### Task directions:
Every entry that follows needs to be repeated exactly.

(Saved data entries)
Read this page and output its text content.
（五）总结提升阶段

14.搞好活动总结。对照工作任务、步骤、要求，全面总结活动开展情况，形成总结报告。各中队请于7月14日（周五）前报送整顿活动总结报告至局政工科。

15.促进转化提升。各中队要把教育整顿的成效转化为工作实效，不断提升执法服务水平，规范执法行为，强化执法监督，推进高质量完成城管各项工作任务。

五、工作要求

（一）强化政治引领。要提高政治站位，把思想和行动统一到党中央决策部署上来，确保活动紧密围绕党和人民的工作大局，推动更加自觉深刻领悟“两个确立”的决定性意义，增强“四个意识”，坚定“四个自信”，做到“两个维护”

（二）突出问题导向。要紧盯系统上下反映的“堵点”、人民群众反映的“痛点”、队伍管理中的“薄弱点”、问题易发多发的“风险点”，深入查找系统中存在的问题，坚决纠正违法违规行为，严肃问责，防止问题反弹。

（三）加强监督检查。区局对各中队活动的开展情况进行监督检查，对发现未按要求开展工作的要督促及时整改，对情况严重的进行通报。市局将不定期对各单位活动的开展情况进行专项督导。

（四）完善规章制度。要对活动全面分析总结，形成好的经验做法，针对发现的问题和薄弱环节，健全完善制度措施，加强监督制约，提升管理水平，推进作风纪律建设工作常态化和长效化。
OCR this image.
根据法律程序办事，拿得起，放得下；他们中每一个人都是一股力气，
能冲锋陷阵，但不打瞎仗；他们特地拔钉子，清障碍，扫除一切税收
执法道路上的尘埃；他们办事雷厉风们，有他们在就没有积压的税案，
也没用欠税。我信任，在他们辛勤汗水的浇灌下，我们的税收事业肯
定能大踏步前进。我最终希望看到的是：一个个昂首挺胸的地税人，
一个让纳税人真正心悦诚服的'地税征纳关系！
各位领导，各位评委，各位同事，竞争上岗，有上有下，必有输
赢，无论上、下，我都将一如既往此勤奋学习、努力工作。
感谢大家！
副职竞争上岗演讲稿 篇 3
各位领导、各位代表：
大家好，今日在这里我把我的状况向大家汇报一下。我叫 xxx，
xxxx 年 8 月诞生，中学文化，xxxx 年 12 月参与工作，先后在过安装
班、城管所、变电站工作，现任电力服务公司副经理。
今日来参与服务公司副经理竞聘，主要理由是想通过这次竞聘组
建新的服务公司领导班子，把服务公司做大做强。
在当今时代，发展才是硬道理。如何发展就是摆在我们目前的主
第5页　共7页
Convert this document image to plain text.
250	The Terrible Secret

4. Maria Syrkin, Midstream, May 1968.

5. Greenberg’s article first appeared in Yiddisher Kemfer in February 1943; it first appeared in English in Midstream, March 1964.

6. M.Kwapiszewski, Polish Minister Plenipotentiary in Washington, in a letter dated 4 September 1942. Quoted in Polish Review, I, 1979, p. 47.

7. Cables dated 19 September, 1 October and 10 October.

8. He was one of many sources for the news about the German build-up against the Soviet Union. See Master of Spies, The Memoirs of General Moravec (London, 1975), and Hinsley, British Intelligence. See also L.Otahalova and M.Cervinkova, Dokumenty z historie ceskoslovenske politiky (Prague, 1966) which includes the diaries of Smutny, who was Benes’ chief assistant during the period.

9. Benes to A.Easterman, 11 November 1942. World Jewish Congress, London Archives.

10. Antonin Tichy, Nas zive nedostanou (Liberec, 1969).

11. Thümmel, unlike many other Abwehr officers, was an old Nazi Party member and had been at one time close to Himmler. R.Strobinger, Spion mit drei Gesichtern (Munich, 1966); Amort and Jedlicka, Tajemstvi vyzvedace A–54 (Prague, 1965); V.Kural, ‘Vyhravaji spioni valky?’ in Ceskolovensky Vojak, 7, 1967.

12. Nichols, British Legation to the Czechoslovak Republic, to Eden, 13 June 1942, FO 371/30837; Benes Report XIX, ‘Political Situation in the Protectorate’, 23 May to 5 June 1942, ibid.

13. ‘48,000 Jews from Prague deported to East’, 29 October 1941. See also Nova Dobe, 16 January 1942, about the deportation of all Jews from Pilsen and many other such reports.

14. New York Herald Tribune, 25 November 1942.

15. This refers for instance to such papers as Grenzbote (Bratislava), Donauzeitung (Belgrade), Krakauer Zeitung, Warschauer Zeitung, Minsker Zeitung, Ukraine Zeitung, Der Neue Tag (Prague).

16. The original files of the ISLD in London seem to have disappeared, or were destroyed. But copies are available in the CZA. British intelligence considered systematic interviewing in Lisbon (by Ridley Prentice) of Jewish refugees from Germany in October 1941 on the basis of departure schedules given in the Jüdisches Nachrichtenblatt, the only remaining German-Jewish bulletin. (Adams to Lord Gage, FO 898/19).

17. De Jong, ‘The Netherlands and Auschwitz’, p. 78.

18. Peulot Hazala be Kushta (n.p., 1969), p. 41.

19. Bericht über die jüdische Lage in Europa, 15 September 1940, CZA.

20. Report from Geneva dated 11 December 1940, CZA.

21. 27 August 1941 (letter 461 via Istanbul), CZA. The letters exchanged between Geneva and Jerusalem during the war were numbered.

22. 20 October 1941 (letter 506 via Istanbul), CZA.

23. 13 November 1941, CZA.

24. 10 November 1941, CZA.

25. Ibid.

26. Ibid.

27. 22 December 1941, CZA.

### Written solution:
Read this page and output its text content.
（五）总结提升阶段

14.搞好活动总结。对照工作任务、步骤、要求，全面总结活动开展情况，形成总结报告。各中队请于7月14日（周五）前报送整顿活动总结报告至局政工科。

15.促进转化提升。各中队要把教育整顿的成效转化为工作实效，不断提升执法服务水平，规范执法行为，强化执法监督，推进高质量完成城管各项工作任务。

五、工作要求

（一）强化政治引领。要提高政治站位，把思想和行动统一到党中央决策部署上来，确保活动紧密围绕党和人民的工作大局，推动更加自觉深刻领悟“两个确立”的决定性意义，增强“四个意识”，坚定“四个自信”，做到“两个维护”

（二）突出问题导向。要紧盯系统上下反映的“堵点”、人民群众反映的“痛点”、队伍管理中的“薄弱点”、问题易发多发的“风险点”，深入查找系统中存在的问题，坚决纠正违法违规行为，严肃问责，防止问题反弹。

（三）加强监督检查。区局对各中队活动的开展情况进行监督检查，对发现未按要求开展工作的要督促及时整改，对情况严重的进行通报。市局将不定期对各单位活动的开展情况进行专项督导。

（四）完善规章制度。要对活动全面分析总结，形成好的经验做法，针对发现的问题和薄弱环节，健全完善制度措施，加强监督制约，提升管理水平，推进作风纪律建设工作常态化和长效化。
OCR this image.
根据法律程序办事，拿得起，放得下；他们中每一个人都是一股力气，
能冲锋陷阵，但不打瞎仗；他们特地拔钉子，清障碍，扫除一切税收
执法道路上的尘埃；他们办事雷厉风们，有他们在就没有积压的税案，
也没用欠税。我信任，在他们辛勤汗水的浇灌下，我们的税收事业肯
定能大踏步前进。我最终希望看到的是：一个个昂首挺胸的地税人，
一个让纳税人真正心悦诚服的'地税征纳关系！
各位领导，各位评委，各位同事，竞争上岗，有上有下，必有输
赢，无论上、下，我都将一如既往此勤奋学习、努力工作。
感谢大家！
副职竞争上岗演讲稿 篇 3
各位领导、各位代表：
大家好，今日在这里我把我的状况向大家汇报一下。我叫 xxx，
xxxx 年 8 月诞生，中学文化，xxxx 年 12 月参与工作，先后在过安装
班、城管所、变电站工作，现任电力服务公司副经理。
今日来参与服务公司副经理竞聘，主要理由是想通过这次竞聘组
建新的服务公司领导班子，把服务公司做大做强。
在当今时代，发展才是硬道理。如何发展就是摆在我们目前的主
第5页　共7页
Convert this document image to plain text.
250	The Terrible Secret

4. Maria Syrkin, Midstream, May 1968.

5. Greenberg’s article first appeared in Yiddisher Kemfer in February 1943; it first appeared in English in Midstream, March 1964.

6. M.Kwapiszewski, Polish Minister Plenipotentiary in Washington, in a letter dated 4 September 1942. Quoted in Polish Review, I, 1979, p. 47.

7. Cables dated 19 September, 1 October and 10 October.

8. He was one of many sources for the news about the German build-up against the Soviet Union. See Master of Spies, The Memoirs of General Moravec (London, 1975), and Hinsley, British Intelligence. See also L.Otahalova and M.Cervinkova, Dokumenty z historie ceskoslovenske politiky (Prague, 1966) which includes the diaries of Smutny, who was Benes’ chief assistant during the period.

9. Benes to A.Easterman, 11 November 1942. World Jewish Congress, London Archives.

10. Antonin Tichy, Nas zive nedostanou (Liberec, 1969).

11. Thümmel, unlike many other Abwehr officers, was an old Nazi Party member and had been at one time close to Himmler. R.Strobinger, Spion mit drei Gesichtern (Munich, 1966); Amort and Jedlicka, Tajemstvi vyzvedace A–54 (Prague, 1965); V.Kural, ‘Vyhravaji spioni valky?’ in Ceskolovensky Vojak, 7, 1967.

12. Nichols, British Legation to the Czechoslovak Republic, to Eden, 13 June 1942, FO 371/30837; Benes Report XIX, ‘Political Situation in the Protectorate’, 23 May to 5 June 1942, ibid.

13. ‘48,000 Jews from Prague deported to East’, 29 October 1941. See also Nova Dobe, 16 January 1942, about the deportation of all Jews from Pilsen and many other such reports.

14. New York Herald Tribune, 25 November 1942.

15. This refers for instance to such papers as Grenzbote (Bratislava), Donauzeitung (Belgrade), Krakauer Zeitung, Warschauer Zeitung, Minsker Zeitung, Ukraine Zeitung, Der Neue Tag (Prague).

16. The original files of the ISLD in London seem to have disappeared, or were destroyed. But copies are available in the CZA. British intelligence considered systematic interviewing in Lisbon (by Ridley Prentice) of Jewish refugees from Germany in October 1941 on the basis of departure schedules given in the Jüdisches Nachrichtenblatt, the only remaining German-Jewish bulletin. (Adams to Lord Gage, FO 898/19).

17. De Jong, ‘The Netherlands and Auschwitz’, p. 78.

18. Peulot Hazala be Kushta (n.p., 1969), p. 41.

19. Bericht über die jüdische Lage in Europa, 15 September 1940, CZA.

20. Report from Geneva dated 11 December 1940, CZA.

21. 27 August 1941 (letter 461 via Istanbul), CZA. The letters exchanged between Geneva and Jerusalem during the war were numbered.

22. 20 October 1941 (letter 506 via Istanbul), CZA.

23. 13 November 1941, CZA.

24. 10 November 1941, CZA.

25. Ibid.

26. Ibid.

27. 22 December 1941, CZA.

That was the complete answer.